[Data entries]
■ ■ ■

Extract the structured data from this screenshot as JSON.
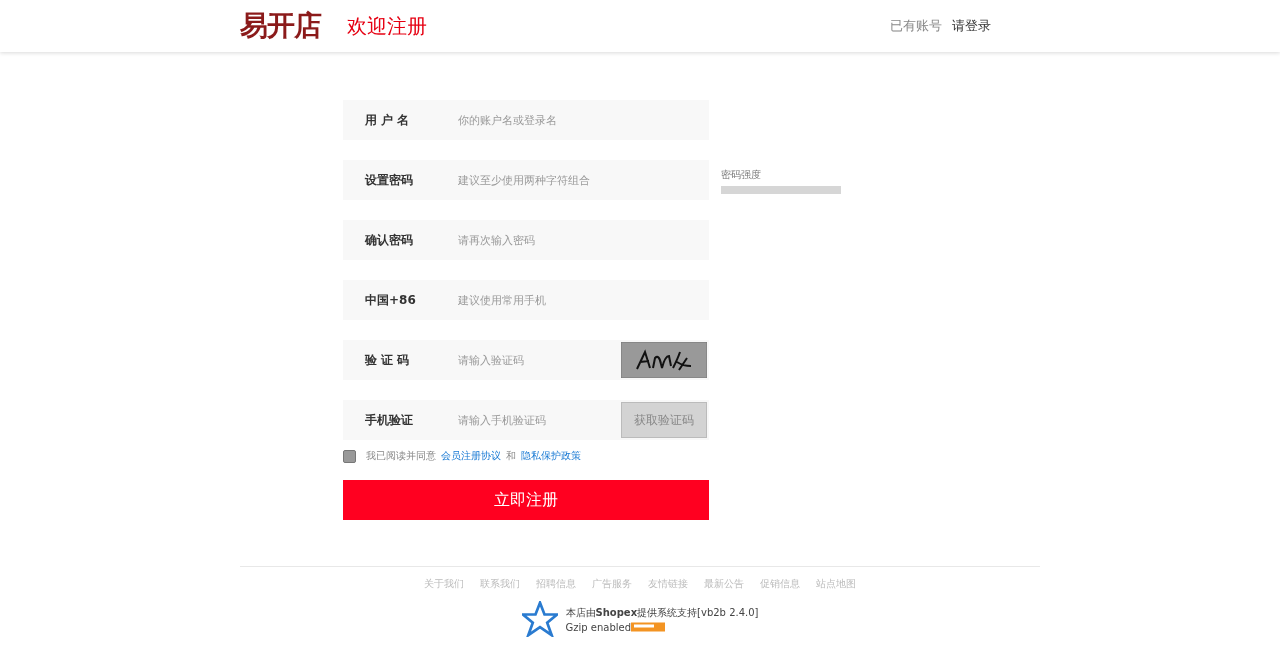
{
  "header": {
    "logo": "易开店",
    "title": "欢迎注册",
    "login_prompt": "已有账号",
    "login_link": "请登录"
  },
  "form": {
    "fields": [
      {
        "kind": "text",
        "label": "用 户 名",
        "placeholder": "你的账户名或登录名"
      },
      {
        "kind": "password",
        "label": "设置密码",
        "placeholder": "建议至少使用两种字符组合",
        "strength": {
          "label": "密码强度",
          "level": 0
        }
      },
      {
        "kind": "password",
        "label": "确认密码",
        "placeholder": "请再次输入密码"
      },
      {
        "kind": "text",
        "label": "中国+86",
        "placeholder": "建议使用常用手机"
      },
      {
        "kind": "captcha",
        "label": "验 证 码",
        "placeholder": "请输入验证码"
      },
      {
        "kind": "sms",
        "label": "手机验证",
        "placeholder": "请输入手机验证码",
        "button": "获取验证码",
        "disabled": true
      }
    ],
    "agreement": {
      "checked": false,
      "text": "我已阅读并同意",
      "link_1": "会员注册协议",
      "joiner": "和",
      "link_2": "隐私保护政策"
    },
    "submit": "立即注册"
  },
  "footer": {
    "links": [
      "关于我们",
      "联系我们",
      "招聘信息",
      "广告服务",
      "友情链接",
      "最新公告",
      "促销信息",
      "站点地图"
    ],
    "credit": "本店由**Shopex**提供系统支持[vb2b 2.4.0]",
    "gzip": "Gzip enabled"
  }
}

■ ■ ■

### INSTRUCTIONS TO FOLLOW:
Write out each line again precisely as it appears, skipping every picture.

### CORRECT ANSWER:
Extract the structured data from this screenshot as JSON.
{
  "header": {
    "logo": "易开店",
    "title": "欢迎注册",
    "login_prompt": "已有账号",
    "login_link": "请登录"
  },
  "form": {
    "fields": [
      {
        "kind": "text",
        "label": "用 户 名",
        "placeholder": "你的账户名或登录名"
      },
      {
        "kind": "password",
        "label": "设置密码",
        "placeholder": "建议至少使用两种字符组合",
        "strength": {
          "label": "密码强度",
          "level": 0
        }
      },
      {
        "kind": "password",
        "label": "确认密码",
        "placeholder": "请再次输入密码"
      },
      {
        "kind": "text",
        "label": "中国+86",
        "placeholder": "建议使用常用手机"
      },
      {
        "kind": "captcha",
        "label": "验 证 码",
        "placeholder": "请输入验证码"
      },
      {
        "kind": "sms",
        "label": "手机验证",
        "placeholder": "请输入手机验证码",
        "button": "获取验证码",
        "disabled": true
      }
    ],
    "agreement": {
      "checked": false,
      "text": "我已阅读并同意",
      "link_1": "会员注册协议",
      "joiner": "和",
      "link_2": "隐私保护政策"
    },
    "submit": "立即注册"
  },
  "footer": {
    "links": [
      "关于我们",
      "联系我们",
      "招聘信息",
      "广告服务",
      "友情链接",
      "最新公告",
      "促销信息",
      "站点地图"
    ],
    "credit": "本店由**Shopex**提供系统支持[vb2b 2.4.0]",
    "gzip": "Gzip enabled"
  }
}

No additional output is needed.